The problem :: Reproduce verbatim every line from the one that includes "Convert this document image to plain text." to the closing line of the entries; omit everything before it.
START Records shown
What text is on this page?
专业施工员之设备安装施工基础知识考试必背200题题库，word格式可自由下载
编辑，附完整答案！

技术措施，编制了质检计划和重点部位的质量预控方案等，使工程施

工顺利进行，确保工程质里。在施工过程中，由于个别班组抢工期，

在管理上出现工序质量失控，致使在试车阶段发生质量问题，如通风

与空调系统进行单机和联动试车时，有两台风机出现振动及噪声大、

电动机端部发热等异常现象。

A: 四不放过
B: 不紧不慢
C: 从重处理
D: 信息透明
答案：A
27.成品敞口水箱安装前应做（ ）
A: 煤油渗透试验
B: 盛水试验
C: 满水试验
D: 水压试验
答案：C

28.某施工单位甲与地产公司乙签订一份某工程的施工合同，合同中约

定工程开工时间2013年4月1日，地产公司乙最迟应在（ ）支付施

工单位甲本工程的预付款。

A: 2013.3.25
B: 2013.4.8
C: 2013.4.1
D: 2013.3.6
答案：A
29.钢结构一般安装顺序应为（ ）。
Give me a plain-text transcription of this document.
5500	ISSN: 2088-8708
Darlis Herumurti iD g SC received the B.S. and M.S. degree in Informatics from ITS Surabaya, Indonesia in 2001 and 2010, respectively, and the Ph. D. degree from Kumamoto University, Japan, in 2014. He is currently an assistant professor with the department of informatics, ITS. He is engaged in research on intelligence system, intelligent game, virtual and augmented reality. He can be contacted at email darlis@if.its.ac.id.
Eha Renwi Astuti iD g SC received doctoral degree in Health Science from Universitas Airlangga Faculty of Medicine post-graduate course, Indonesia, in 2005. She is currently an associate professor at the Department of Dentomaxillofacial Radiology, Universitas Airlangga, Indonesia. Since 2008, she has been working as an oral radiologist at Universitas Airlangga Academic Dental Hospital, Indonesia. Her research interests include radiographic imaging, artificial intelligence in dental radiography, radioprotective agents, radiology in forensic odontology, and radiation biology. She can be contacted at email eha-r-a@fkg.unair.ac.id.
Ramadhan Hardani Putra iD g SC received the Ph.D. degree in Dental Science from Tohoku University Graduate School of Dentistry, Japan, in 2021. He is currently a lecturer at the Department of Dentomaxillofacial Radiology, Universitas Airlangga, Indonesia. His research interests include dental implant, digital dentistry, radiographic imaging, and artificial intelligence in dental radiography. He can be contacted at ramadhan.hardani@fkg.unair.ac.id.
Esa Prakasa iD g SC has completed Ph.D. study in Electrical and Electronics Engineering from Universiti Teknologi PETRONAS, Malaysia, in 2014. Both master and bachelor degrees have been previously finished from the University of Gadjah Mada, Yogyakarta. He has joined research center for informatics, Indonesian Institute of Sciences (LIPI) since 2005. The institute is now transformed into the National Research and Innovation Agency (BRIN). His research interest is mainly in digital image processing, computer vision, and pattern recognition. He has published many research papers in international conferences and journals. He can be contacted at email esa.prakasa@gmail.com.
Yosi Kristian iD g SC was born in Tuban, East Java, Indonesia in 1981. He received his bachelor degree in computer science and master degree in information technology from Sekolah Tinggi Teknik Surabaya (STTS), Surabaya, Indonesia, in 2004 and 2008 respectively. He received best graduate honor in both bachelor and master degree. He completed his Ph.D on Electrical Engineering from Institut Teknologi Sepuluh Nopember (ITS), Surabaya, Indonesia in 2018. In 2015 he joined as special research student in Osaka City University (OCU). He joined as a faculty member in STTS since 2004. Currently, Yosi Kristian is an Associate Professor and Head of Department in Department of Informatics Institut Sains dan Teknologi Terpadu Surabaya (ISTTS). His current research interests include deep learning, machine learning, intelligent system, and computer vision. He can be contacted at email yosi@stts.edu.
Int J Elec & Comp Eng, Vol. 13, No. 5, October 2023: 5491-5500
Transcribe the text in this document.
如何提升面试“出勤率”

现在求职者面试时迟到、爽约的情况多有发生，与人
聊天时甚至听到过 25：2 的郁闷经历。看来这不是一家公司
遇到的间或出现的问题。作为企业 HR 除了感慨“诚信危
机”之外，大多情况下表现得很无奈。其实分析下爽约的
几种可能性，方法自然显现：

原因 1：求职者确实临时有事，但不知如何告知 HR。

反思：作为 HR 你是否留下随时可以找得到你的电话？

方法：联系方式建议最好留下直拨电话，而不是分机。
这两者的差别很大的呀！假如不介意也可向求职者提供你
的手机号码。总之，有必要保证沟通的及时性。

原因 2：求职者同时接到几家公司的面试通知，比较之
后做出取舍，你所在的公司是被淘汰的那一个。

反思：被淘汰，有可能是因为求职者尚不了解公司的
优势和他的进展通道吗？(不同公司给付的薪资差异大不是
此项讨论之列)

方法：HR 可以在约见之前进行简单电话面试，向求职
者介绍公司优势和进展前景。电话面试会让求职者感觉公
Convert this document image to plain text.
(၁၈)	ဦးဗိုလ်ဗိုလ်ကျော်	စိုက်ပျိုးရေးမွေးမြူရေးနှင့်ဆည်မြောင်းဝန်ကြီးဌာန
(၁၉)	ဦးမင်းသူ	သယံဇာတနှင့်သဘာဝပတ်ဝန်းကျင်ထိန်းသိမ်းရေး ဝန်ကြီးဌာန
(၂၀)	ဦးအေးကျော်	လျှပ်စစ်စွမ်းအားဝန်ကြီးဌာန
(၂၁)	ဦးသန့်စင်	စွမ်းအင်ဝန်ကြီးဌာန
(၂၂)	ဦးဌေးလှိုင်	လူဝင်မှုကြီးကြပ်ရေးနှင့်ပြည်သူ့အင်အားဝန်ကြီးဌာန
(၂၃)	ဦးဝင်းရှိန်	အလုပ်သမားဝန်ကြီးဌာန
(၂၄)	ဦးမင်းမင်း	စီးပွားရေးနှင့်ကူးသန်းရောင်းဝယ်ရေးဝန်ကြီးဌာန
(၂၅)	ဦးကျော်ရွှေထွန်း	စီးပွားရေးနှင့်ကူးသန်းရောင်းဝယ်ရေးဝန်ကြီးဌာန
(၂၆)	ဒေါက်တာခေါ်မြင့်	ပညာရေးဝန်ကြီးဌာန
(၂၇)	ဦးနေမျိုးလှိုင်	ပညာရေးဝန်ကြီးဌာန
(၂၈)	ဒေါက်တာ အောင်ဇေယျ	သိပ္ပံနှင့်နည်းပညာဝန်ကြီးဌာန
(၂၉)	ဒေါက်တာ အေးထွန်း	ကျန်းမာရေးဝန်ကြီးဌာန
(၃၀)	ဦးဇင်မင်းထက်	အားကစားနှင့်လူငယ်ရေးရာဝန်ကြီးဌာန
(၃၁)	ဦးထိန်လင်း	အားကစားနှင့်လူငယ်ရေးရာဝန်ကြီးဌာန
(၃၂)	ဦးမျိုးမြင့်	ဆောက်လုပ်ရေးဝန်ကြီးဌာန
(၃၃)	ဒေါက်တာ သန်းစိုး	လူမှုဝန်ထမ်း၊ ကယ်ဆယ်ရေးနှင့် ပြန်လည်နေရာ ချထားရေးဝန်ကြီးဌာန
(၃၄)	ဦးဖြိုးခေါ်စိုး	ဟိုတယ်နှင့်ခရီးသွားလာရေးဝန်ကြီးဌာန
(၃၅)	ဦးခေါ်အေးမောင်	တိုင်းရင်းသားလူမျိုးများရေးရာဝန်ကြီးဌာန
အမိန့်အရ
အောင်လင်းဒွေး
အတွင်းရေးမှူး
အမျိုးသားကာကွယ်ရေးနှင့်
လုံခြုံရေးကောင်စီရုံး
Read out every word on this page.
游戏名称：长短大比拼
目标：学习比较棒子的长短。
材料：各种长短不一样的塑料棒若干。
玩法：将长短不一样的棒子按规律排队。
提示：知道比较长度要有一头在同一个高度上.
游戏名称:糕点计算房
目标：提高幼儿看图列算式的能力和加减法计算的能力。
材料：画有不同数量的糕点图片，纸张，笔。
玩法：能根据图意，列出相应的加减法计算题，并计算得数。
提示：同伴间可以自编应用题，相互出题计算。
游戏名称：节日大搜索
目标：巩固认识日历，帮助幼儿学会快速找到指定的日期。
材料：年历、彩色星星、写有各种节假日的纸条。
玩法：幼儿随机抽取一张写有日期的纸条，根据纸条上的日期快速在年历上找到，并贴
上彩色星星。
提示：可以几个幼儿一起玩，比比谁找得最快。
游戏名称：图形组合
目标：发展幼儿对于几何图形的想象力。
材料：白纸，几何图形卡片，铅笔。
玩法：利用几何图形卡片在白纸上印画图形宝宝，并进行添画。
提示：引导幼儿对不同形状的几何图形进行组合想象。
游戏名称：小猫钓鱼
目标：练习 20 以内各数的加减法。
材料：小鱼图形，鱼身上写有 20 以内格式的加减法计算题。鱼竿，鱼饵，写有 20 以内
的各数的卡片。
END Records shown
Output for this exercise ::
Convert this document image to plain text.
(၁၈)	ဦးဗိုလ်ဗိုလ်ကျော်	စိုက်ပျိုးရေးမွေးမြူရေးနှင့်ဆည်မြောင်းဝန်ကြီးဌာန
(၁၉)	ဦးမင်းသူ	သယံဇာတနှင့်သဘာဝပတ်ဝန်းကျင်ထိန်းသိမ်းရေး ဝန်ကြီးဌာန
(၂၀)	ဦးအေးကျော်	လျှပ်စစ်စွမ်းအားဝန်ကြီးဌာန
(၂၁)	ဦးသန့်စင်	စွမ်းအင်ဝန်ကြီးဌာန
(၂၂)	ဦးဌေးလှိုင်	လူဝင်မှုကြီးကြပ်ရေးနှင့်ပြည်သူ့အင်အားဝန်ကြီးဌာန
(၂၃)	ဦးဝင်းရှိန်	အလုပ်သမားဝန်ကြီးဌာန
(၂၄)	ဦးမင်းမင်း	စီးပွားရေးနှင့်ကူးသန်းရောင်းဝယ်ရေးဝန်ကြီးဌာန
(၂၅)	ဦးကျော်ရွှေထွန်း	စီးပွားရေးနှင့်ကူးသန်းရောင်းဝယ်ရေးဝန်ကြီးဌာန
(၂၆)	ဒေါက်တာခေါ်မြင့်	ပညာရေးဝန်ကြီးဌာန
(၂၇)	ဦးနေမျိုးလှိုင်	ပညာရေးဝန်ကြီးဌာန
(၂၈)	ဒေါက်တာ အောင်ဇေယျ	သိပ္ပံနှင့်နည်းပညာဝန်ကြီးဌာန
(၂၉)	ဒေါက်တာ အေးထွန်း	ကျန်းမာရေးဝန်ကြီးဌာန
(၃၀)	ဦးဇင်မင်းထက်	အားကစားနှင့်လူငယ်ရေးရာဝန်ကြီးဌာန
(၃၁)	ဦးထိန်လင်း	အားကစားနှင့်လူငယ်ရေးရာဝန်ကြီးဌာန
(၃၂)	ဦးမျိုးမြင့်	ဆောက်လုပ်ရေးဝန်ကြီးဌာန
(၃၃)	ဒေါက်တာ သန်းစိုး	လူမှုဝန်ထမ်း၊ ကယ်ဆယ်ရေးနှင့် ပြန်လည်နေရာ ချထားရေးဝန်ကြီးဌာန
(၃၄)	ဦးဖြိုးခေါ်စိုး	ဟိုတယ်နှင့်ခရီးသွားလာရေးဝန်ကြီးဌာန
(၃၅)	ဦးခေါ်အေးမောင်	တိုင်းရင်းသားလူမျိုးများရေးရာဝန်ကြီးဌာန
အမိန့်အရ
အောင်လင်းဒွေး
အတွင်းရေးမှူး
အမျိုးသားကာကွယ်ရေးနှင့်
လုံခြုံရေးကောင်စီရုံး
Read out every word on this page.
游戏名称：长短大比拼
目标：学习比较棒子的长短。
材料：各种长短不一样的塑料棒若干。
玩法：将长短不一样的棒子按规律排队。
提示：知道比较长度要有一头在同一个高度上.
游戏名称:糕点计算房
目标：提高幼儿看图列算式的能力和加减法计算的能力。
材料：画有不同数量的糕点图片，纸张，笔。
玩法：能根据图意，列出相应的加减法计算题，并计算得数。
提示：同伴间可以自编应用题，相互出题计算。
游戏名称：节日大搜索
目标：巩固认识日历，帮助幼儿学会快速找到指定的日期。
材料：年历、彩色星星、写有各种节假日的纸条。
玩法：幼儿随机抽取一张写有日期的纸条，根据纸条上的日期快速在年历上找到，并贴
上彩色星星。
提示：可以几个幼儿一起玩，比比谁找得最快。
游戏名称：图形组合
目标：发展幼儿对于几何图形的想象力。
材料：白纸，几何图形卡片，铅笔。
玩法：利用几何图形卡片在白纸上印画图形宝宝，并进行添画。
提示：引导幼儿对不同形状的几何图形进行组合想象。
游戏名称：小猫钓鱼
目标：练习 20 以内各数的加减法。
材料：小鱼图形，鱼身上写有 20 以内格式的加减法计算题。鱼竿，鱼饵，写有 20 以内
的各数的卡片。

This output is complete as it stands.